┌──

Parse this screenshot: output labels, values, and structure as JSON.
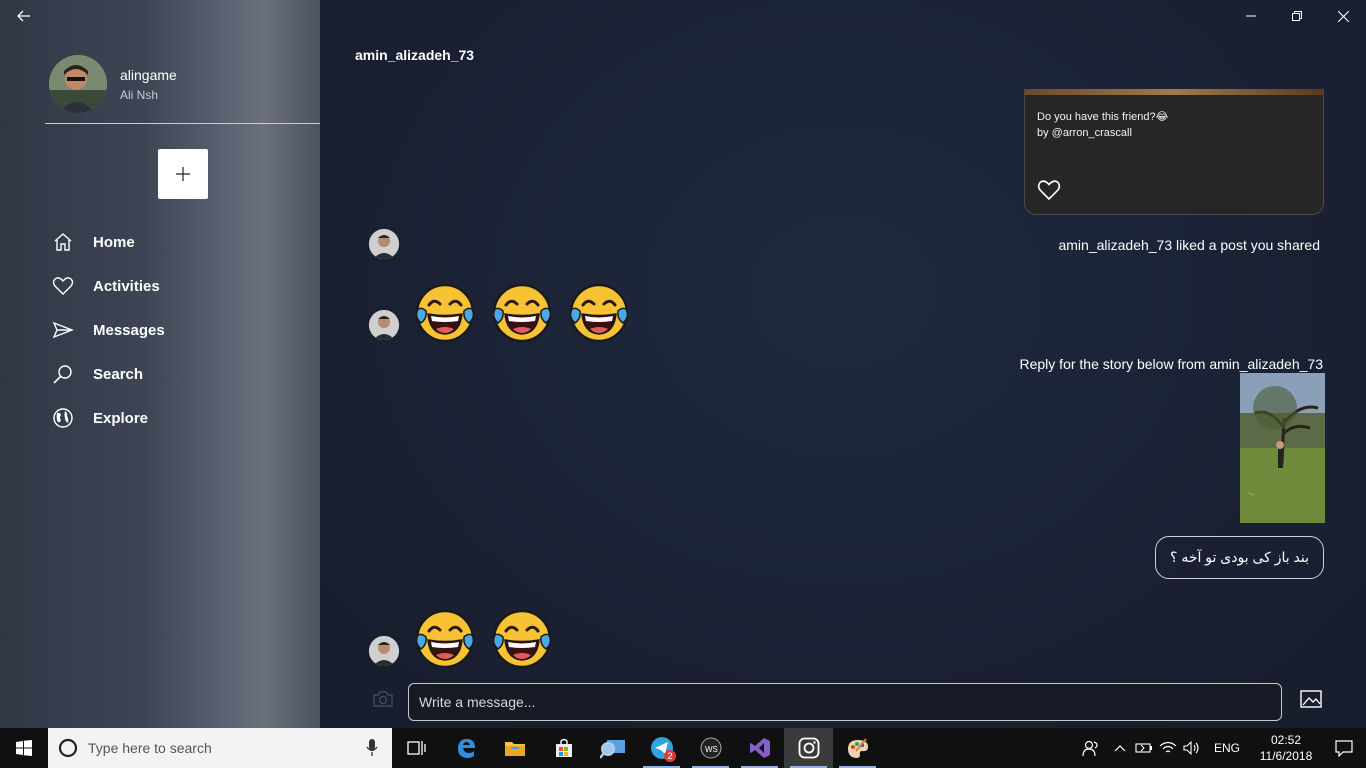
{
  "profile": {
    "username": "alingame",
    "full_name": "Ali Nsh"
  },
  "nav": [
    {
      "label": "Home",
      "icon": "home-icon"
    },
    {
      "label": "Activities",
      "icon": "heart-icon"
    },
    {
      "label": "Messages",
      "icon": "send-icon"
    },
    {
      "label": "Search",
      "icon": "search-icon"
    },
    {
      "label": "Explore",
      "icon": "globe-icon"
    }
  ],
  "chat": {
    "title": "amin_alizadeh_73",
    "shared_post_caption": "Do you have this friend?😂\nby @arron_crascall",
    "like_note": "amin_alizadeh_73 liked a post you shared",
    "story_reply_note": "Reply for the story below from amin_alizadeh_73",
    "outgoing_message": "بند باز کی بودی تو آخه ؟",
    "emoji_row_1_count": 3,
    "emoji_row_2_count": 2
  },
  "composer": {
    "placeholder": "Write a message..."
  },
  "taskbar": {
    "search_placeholder": "Type here to search",
    "telegram_badge": "2",
    "language": "ENG",
    "time": "02:52",
    "date": "11/6/2018"
  },
  "colors": {
    "sidebar": "#3d4453",
    "main_bg": "#1b2233",
    "taskbar": "#101010",
    "emoji_face": "#f7c233",
    "tear": "#4aa8e8"
  }
}
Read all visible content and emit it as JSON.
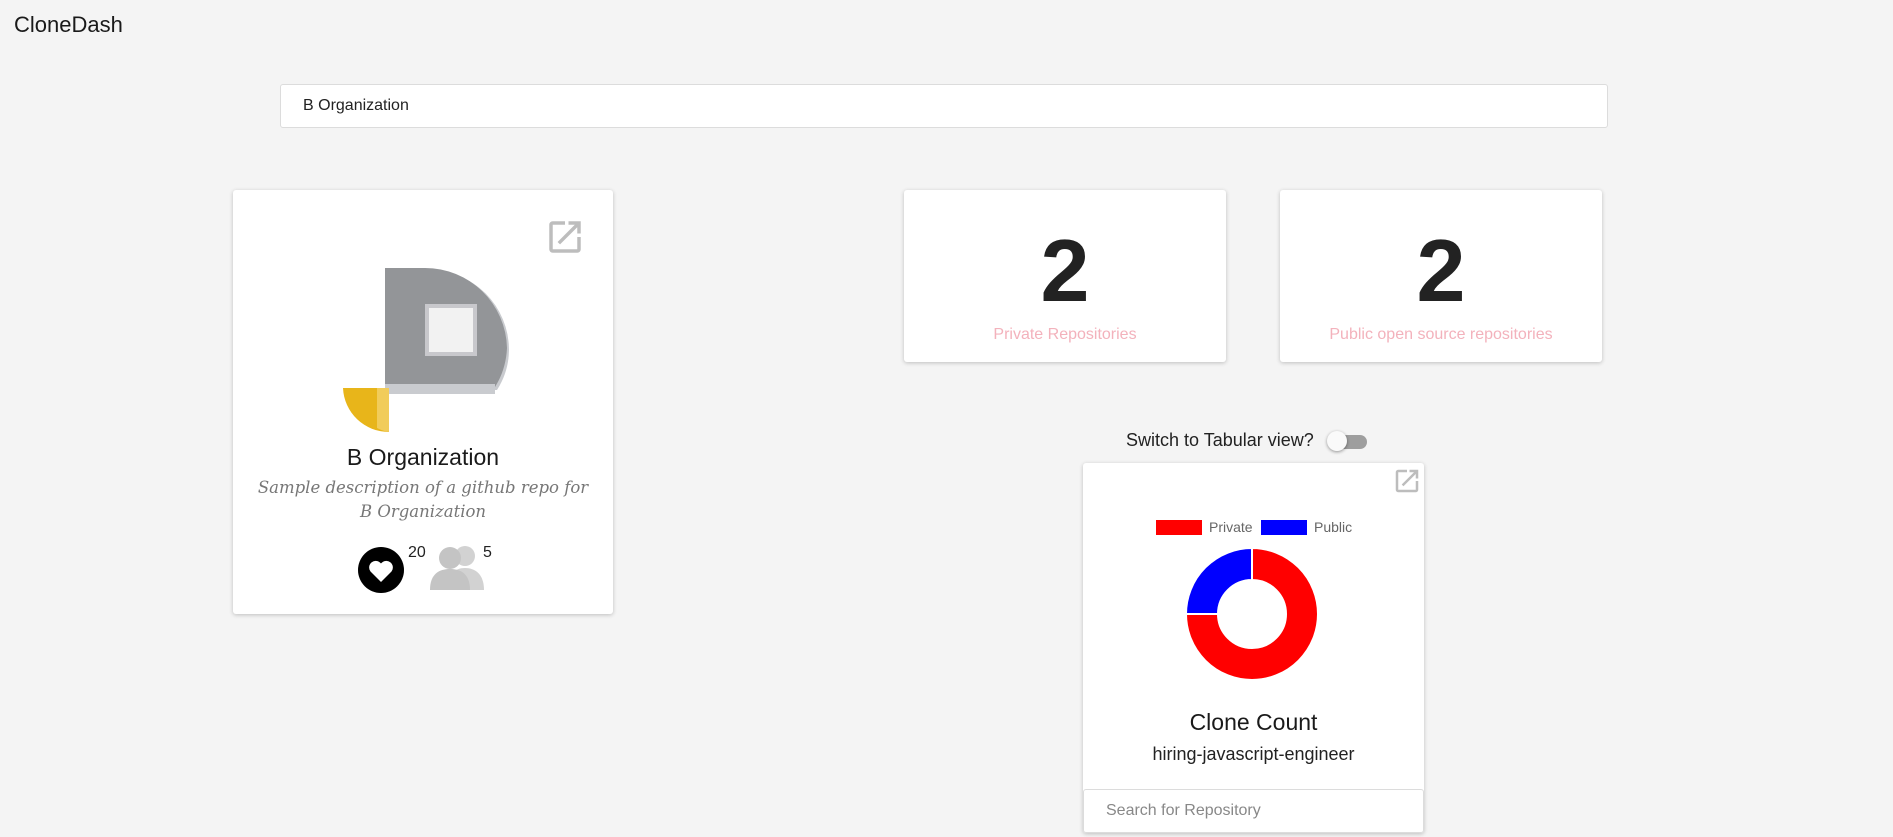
{
  "app": {
    "title": "CloneDash"
  },
  "search": {
    "value": "B Organization"
  },
  "org_card": {
    "name": "B Organization",
    "description": "Sample description of a github repo for B Organization",
    "likes": "20",
    "members": "5",
    "icons": [
      "external-link-icon",
      "org-logo",
      "heart-icon",
      "people-icon"
    ]
  },
  "stats": {
    "private": {
      "value": "2",
      "label": "Private Repositories"
    },
    "public": {
      "value": "2",
      "label": "Public open source repositories"
    },
    "label_color": "#f3b2bc"
  },
  "view_toggle": {
    "label": "Switch to Tabular view?",
    "checked": false
  },
  "clone_card": {
    "title": "Clone Count",
    "repo": "hiring-javascript-engineer",
    "search_placeholder": "Search for Repository",
    "chart_data": {
      "type": "pie",
      "categories": [
        "Private",
        "Public"
      ],
      "values": [
        3,
        1
      ],
      "colors": [
        "#ff0000",
        "#0000ff"
      ],
      "legend": "top"
    }
  }
}
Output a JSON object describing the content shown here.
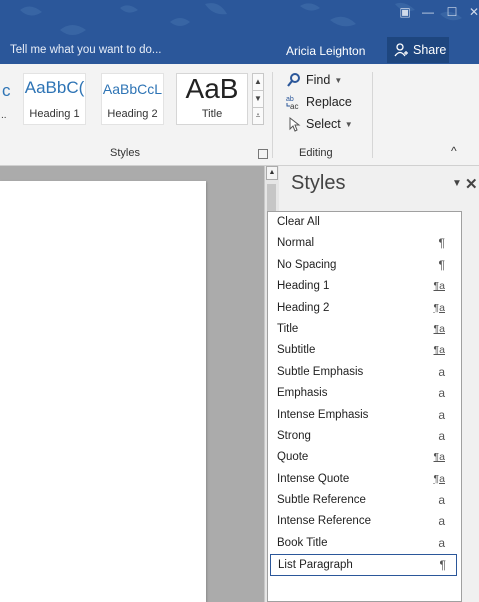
{
  "topbar": {
    "tell_me": "Tell me what you want to do...",
    "user": "Aricia Leighton",
    "share": "Share"
  },
  "ribbon": {
    "gallery_cut_label": "c",
    "gallery": [
      {
        "sample": "AaBbC(",
        "label": "Heading 1"
      },
      {
        "sample": "AaBbCcL",
        "label": "Heading 2"
      },
      {
        "sample": "AaB",
        "label": "Title"
      }
    ],
    "styles_group_label": "Styles",
    "editing": {
      "find": "Find",
      "replace": "Replace",
      "select": "Select",
      "group_label": "Editing"
    }
  },
  "styles_pane": {
    "title": "Styles",
    "clear_all": "Clear All",
    "items": [
      {
        "name": "Normal",
        "kind": "¶",
        "type": "paragraph"
      },
      {
        "name": "No Spacing",
        "kind": "¶",
        "type": "paragraph"
      },
      {
        "name": "Heading 1",
        "kind": "¶a",
        "type": "linked"
      },
      {
        "name": "Heading 2",
        "kind": "¶a",
        "type": "linked"
      },
      {
        "name": "Title",
        "kind": "¶a",
        "type": "linked"
      },
      {
        "name": "Subtitle",
        "kind": "¶a",
        "type": "linked"
      },
      {
        "name": "Subtle Emphasis",
        "kind": "a",
        "type": "character"
      },
      {
        "name": "Emphasis",
        "kind": "a",
        "type": "character"
      },
      {
        "name": "Intense Emphasis",
        "kind": "a",
        "type": "character"
      },
      {
        "name": "Strong",
        "kind": "a",
        "type": "character"
      },
      {
        "name": "Quote",
        "kind": "¶a",
        "type": "linked"
      },
      {
        "name": "Intense Quote",
        "kind": "¶a",
        "type": "linked"
      },
      {
        "name": "Subtle Reference",
        "kind": "a",
        "type": "character"
      },
      {
        "name": "Intense Reference",
        "kind": "a",
        "type": "character"
      },
      {
        "name": "Book Title",
        "kind": "a",
        "type": "character"
      },
      {
        "name": "List Paragraph",
        "kind": "¶",
        "type": "paragraph",
        "selected": true
      }
    ]
  },
  "colors": {
    "title_bar": "#2b579a",
    "heading_text": "#2e74b5",
    "selection_border": "#2b579a"
  }
}
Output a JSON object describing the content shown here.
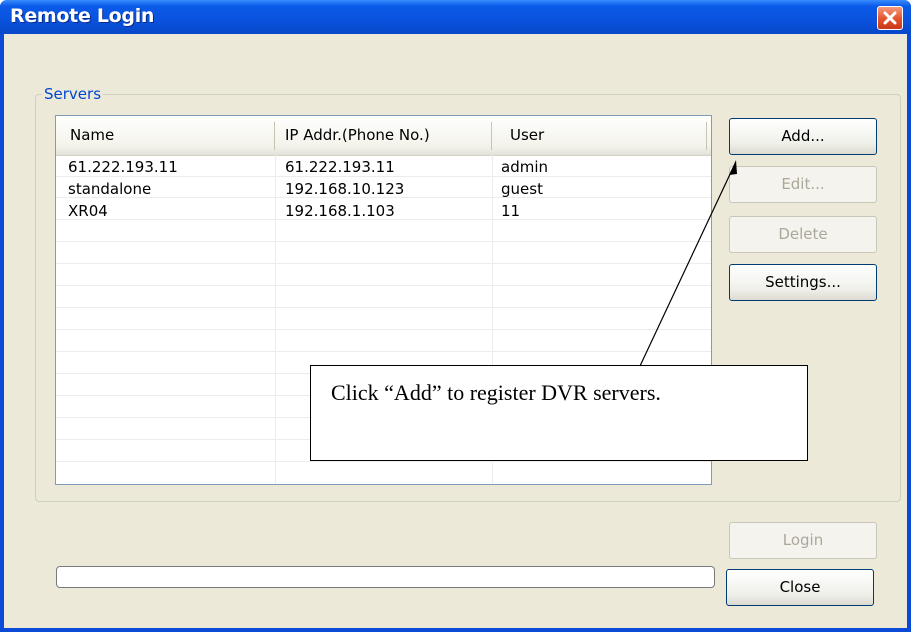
{
  "window": {
    "title": "Remote Login"
  },
  "servers_group": {
    "label": "Servers"
  },
  "columns": [
    "Name",
    "IP Addr.(Phone No.)",
    "User"
  ],
  "rows": [
    {
      "name": "61.222.193.11",
      "ip": "61.222.193.11",
      "user": "admin"
    },
    {
      "name": "standalone",
      "ip": "192.168.10.123",
      "user": "guest"
    },
    {
      "name": "XR04",
      "ip": "192.168.1.103",
      "user": "11"
    }
  ],
  "buttons": {
    "add": "Add...",
    "edit": "Edit...",
    "delete": "Delete",
    "settings": "Settings...",
    "login": "Login",
    "close": "Close"
  },
  "button_states": {
    "edit": "disabled",
    "delete": "disabled",
    "login": "disabled"
  },
  "progress": {
    "value": 0
  },
  "annotation": {
    "text": "Click “Add” to register DVR servers."
  },
  "colors": {
    "title_bar": "#0a52de",
    "dialog_bg": "#ece9d8",
    "group_label": "#0046d5",
    "close_button": "#e2532b"
  }
}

└──

Pictures are excluded; repeat every record exactly.

Parse this screenshot: output labels, values, and structure as JSON.
{
  "profile": {
    "username": "alingame",
    "full_name": "Ali Nsh"
  },
  "nav": [
    {
      "label": "Home",
      "icon": "home-icon"
    },
    {
      "label": "Activities",
      "icon": "heart-icon"
    },
    {
      "label": "Messages",
      "icon": "send-icon"
    },
    {
      "label": "Search",
      "icon": "search-icon"
    },
    {
      "label": "Explore",
      "icon": "globe-icon"
    }
  ],
  "chat": {
    "title": "amin_alizadeh_73",
    "shared_post_caption": "Do you have this friend?😂\nby @arron_crascall",
    "like_note": "amin_alizadeh_73 liked a post you shared",
    "story_reply_note": "Reply for the story below from amin_alizadeh_73",
    "outgoing_message": "بند باز کی بودی تو آخه ؟",
    "emoji_row_1_count": 3,
    "emoji_row_2_count": 2
  },
  "composer": {
    "placeholder": "Write a message..."
  },
  "taskbar": {
    "search_placeholder": "Type here to search",
    "telegram_badge": "2",
    "language": "ENG",
    "time": "02:52",
    "date": "11/6/2018"
  },
  "colors": {
    "sidebar": "#3d4453",
    "main_bg": "#1b2233",
    "taskbar": "#101010",
    "emoji_face": "#f7c233",
    "tear": "#4aa8e8"
  }
}
Read all visible content and emit it as JSON.
{
  "app": {
    "title": "CloneDash"
  },
  "search": {
    "value": "B Organization"
  },
  "org_card": {
    "name": "B Organization",
    "description": "Sample description of a github repo for B Organization",
    "likes": "20",
    "members": "5",
    "icons": [
      "external-link-icon",
      "org-logo",
      "heart-icon",
      "people-icon"
    ]
  },
  "stats": {
    "private": {
      "value": "2",
      "label": "Private Repositories"
    },
    "public": {
      "value": "2",
      "label": "Public open source repositories"
    },
    "label_color": "#f3b2bc"
  },
  "view_toggle": {
    "label": "Switch to Tabular view?",
    "checked": false
  },
  "clone_card": {
    "title": "Clone Count",
    "repo": "hiring-javascript-engineer",
    "search_placeholder": "Search for Repository",
    "chart_data": {
      "type": "pie",
      "categories": [
        "Private",
        "Public"
      ],
      "values": [
        3,
        1
      ],
      "colors": [
        "#ff0000",
        "#0000ff"
      ],
      "legend": "top"
    }
  }
}
Output a JSON object describing the content shown here.
{
  "topbar": {
    "tell_me": "Tell me what you want to do...",
    "user": "Aricia Leighton",
    "share": "Share"
  },
  "ribbon": {
    "gallery_cut_label": "c",
    "gallery": [
      {
        "sample": "AaBbC(",
        "label": "Heading 1"
      },
      {
        "sample": "AaBbCcL",
        "label": "Heading 2"
      },
      {
        "sample": "AaB",
        "label": "Title"
      }
    ],
    "styles_group_label": "Styles",
    "editing": {
      "find": "Find",
      "replace": "Replace",
      "select": "Select",
      "group_label": "Editing"
    }
  },
  "styles_pane": {
    "title": "Styles",
    "clear_all": "Clear All",
    "items": [
      {
        "name": "Normal",
        "kind": "¶",
        "type": "paragraph"
      },
      {
        "name": "No Spacing",
        "kind": "¶",
        "type": "paragraph"
      },
      {
        "name": "Heading 1",
        "kind": "¶a",
        "type": "linked"
      },
      {
        "name": "Heading 2",
        "kind": "¶a",
        "type": "linked"
      },
      {
        "name": "Title",
        "kind": "¶a",
        "type": "linked"
      },
      {
        "name": "Subtitle",
        "kind": "¶a",
        "type": "linked"
      },
      {
        "name": "Subtle Emphasis",
        "kind": "a",
        "type": "character"
      },
      {
        "name": "Emphasis",
        "kind": "a",
        "type": "character"
      },
      {
        "name": "Intense Emphasis",
        "kind": "a",
        "type": "character"
      },
      {
        "name": "Strong",
        "kind": "a",
        "type": "character"
      },
      {
        "name": "Quote",
        "kind": "¶a",
        "type": "linked"
      },
      {
        "name": "Intense Quote",
        "kind": "¶a",
        "type": "linked"
      },
      {
        "name": "Subtle Reference",
        "kind": "a",
        "type": "character"
      },
      {
        "name": "Intense Reference",
        "kind": "a",
        "type": "character"
      },
      {
        "name": "Book Title",
        "kind": "a",
        "type": "character"
      },
      {
        "name": "List Paragraph",
        "kind": "¶",
        "type": "paragraph",
        "selected": true
      }
    ]
  },
  "colors": {
    "title_bar": "#2b579a",
    "heading_text": "#2e74b5",
    "selection_border": "#2b579a"
  }
}
Output a JSON object describing the content shown here.
{
  "window": {
    "title": "Remote Login"
  },
  "servers_group": {
    "label": "Servers"
  },
  "columns": [
    "Name",
    "IP Addr.(Phone No.)",
    "User"
  ],
  "rows": [
    {
      "name": "61.222.193.11",
      "ip": "61.222.193.11",
      "user": "admin"
    },
    {
      "name": "standalone",
      "ip": "192.168.10.123",
      "user": "guest"
    },
    {
      "name": "XR04",
      "ip": "192.168.1.103",
      "user": "11"
    }
  ],
  "buttons": {
    "add": "Add...",
    "edit": "Edit...",
    "delete": "Delete",
    "settings": "Settings...",
    "login": "Login",
    "close": "Close"
  },
  "button_states": {
    "edit": "disabled",
    "delete": "disabled",
    "login": "disabled"
  },
  "progress": {
    "value": 0
  },
  "annotation": {
    "text": "Click “Add” to register DVR servers."
  },
  "colors": {
    "title_bar": "#0a52de",
    "dialog_bg": "#ece9d8",
    "group_label": "#0046d5",
    "close_button": "#e2532b"
  }
}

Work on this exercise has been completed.